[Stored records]
[BEGIN]
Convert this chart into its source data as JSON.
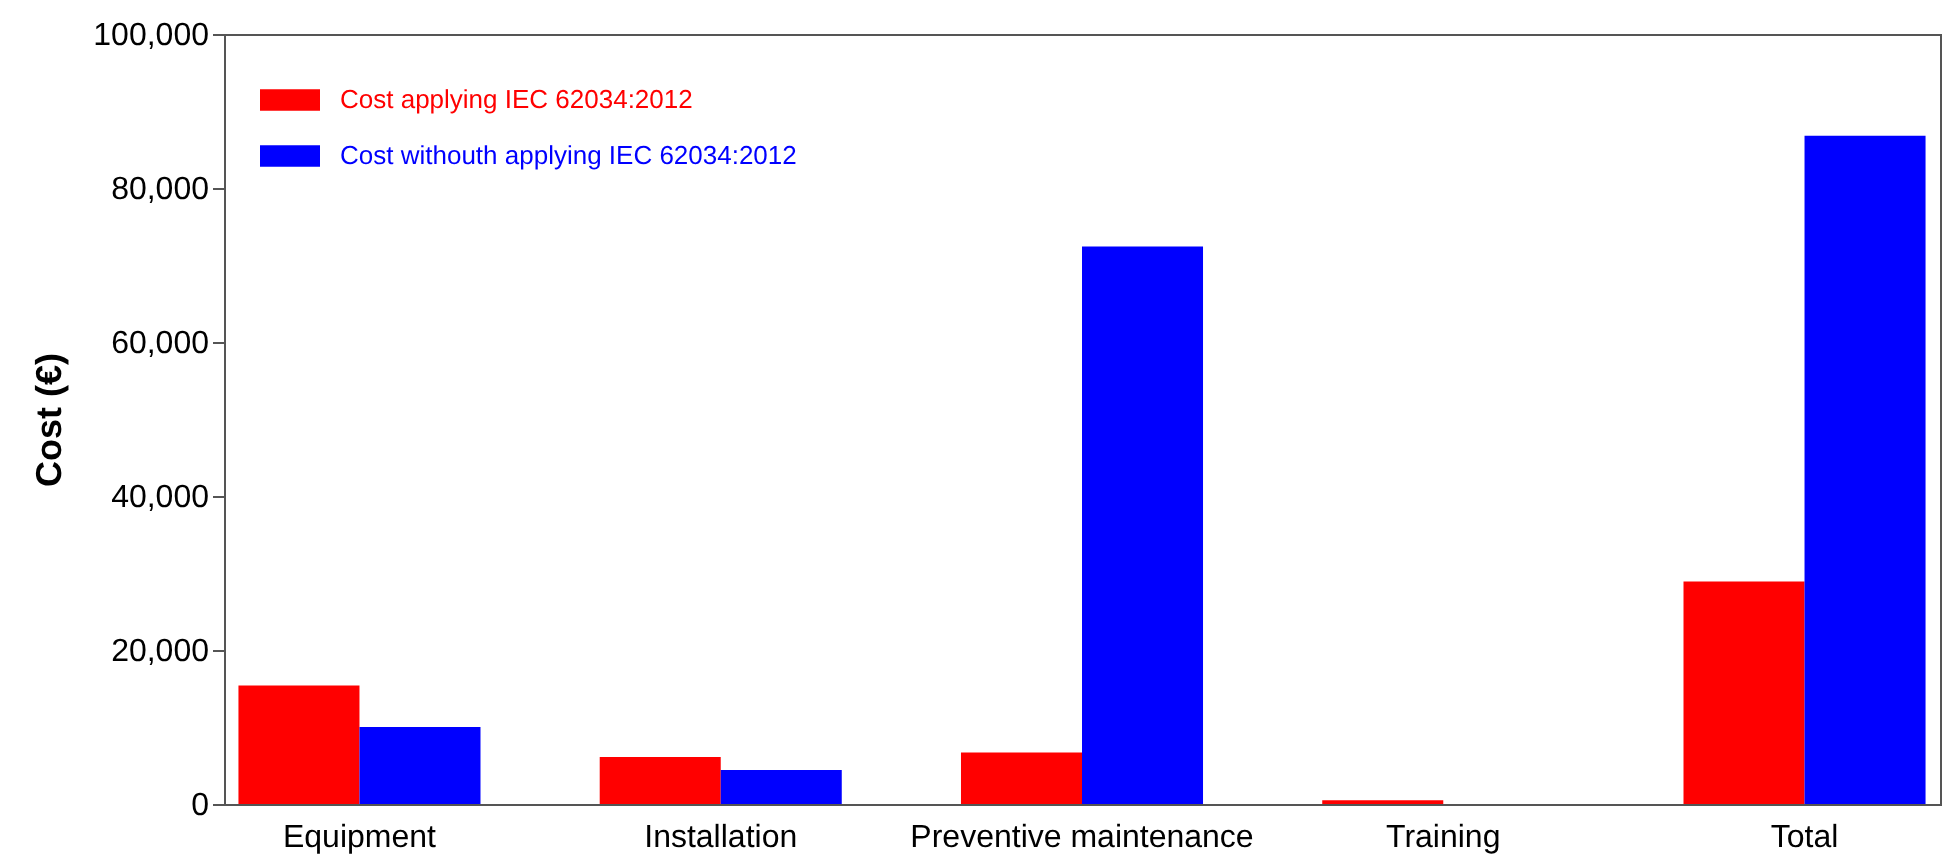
{
  "chart_data": {
    "type": "bar",
    "ylabel": "Cost (€)",
    "categories": [
      "Equipment",
      "Installation",
      "Preventive maintenance",
      "Training",
      "Total"
    ],
    "series": [
      {
        "name": "Cost applying IEC 62034:2012",
        "color": "#ff0000",
        "values": [
          15400,
          6100,
          6700,
          500,
          28900
        ]
      },
      {
        "name": "Cost withouth applying IEC 62034:2012",
        "color": "#0000ff",
        "values": [
          10000,
          4400,
          72400,
          0,
          86800
        ]
      }
    ],
    "ylim": [
      0,
      100000
    ],
    "yticks": [
      0,
      {
        "value": 20000,
        "label": "20,000"
      },
      {
        "value": 40000,
        "label": "40,000"
      },
      {
        "value": 60000,
        "label": "60,000"
      },
      {
        "value": 80000,
        "label": "80,000"
      },
      {
        "value": 100000,
        "label": "100,000"
      }
    ],
    "grid": false,
    "legend": "top left"
  }
}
[END]
[Stated task]
Repeat all of the records verbatim, leaving out the pictures.

[Result]
Convert this chart into its source data as JSON.
{
  "chart_data": {
    "type": "bar",
    "ylabel": "Cost (€)",
    "categories": [
      "Equipment",
      "Installation",
      "Preventive maintenance",
      "Training",
      "Total"
    ],
    "series": [
      {
        "name": "Cost applying IEC 62034:2012",
        "color": "#ff0000",
        "values": [
          15400,
          6100,
          6700,
          500,
          28900
        ]
      },
      {
        "name": "Cost withouth applying IEC 62034:2012",
        "color": "#0000ff",
        "values": [
          10000,
          4400,
          72400,
          0,
          86800
        ]
      }
    ],
    "ylim": [
      0,
      100000
    ],
    "yticks": [
      0,
      {
        "value": 20000,
        "label": "20,000"
      },
      {
        "value": 40000,
        "label": "40,000"
      },
      {
        "value": 60000,
        "label": "60,000"
      },
      {
        "value": 80000,
        "label": "80,000"
      },
      {
        "value": 100000,
        "label": "100,000"
      }
    ],
    "grid": false,
    "legend": "top left"
  }
}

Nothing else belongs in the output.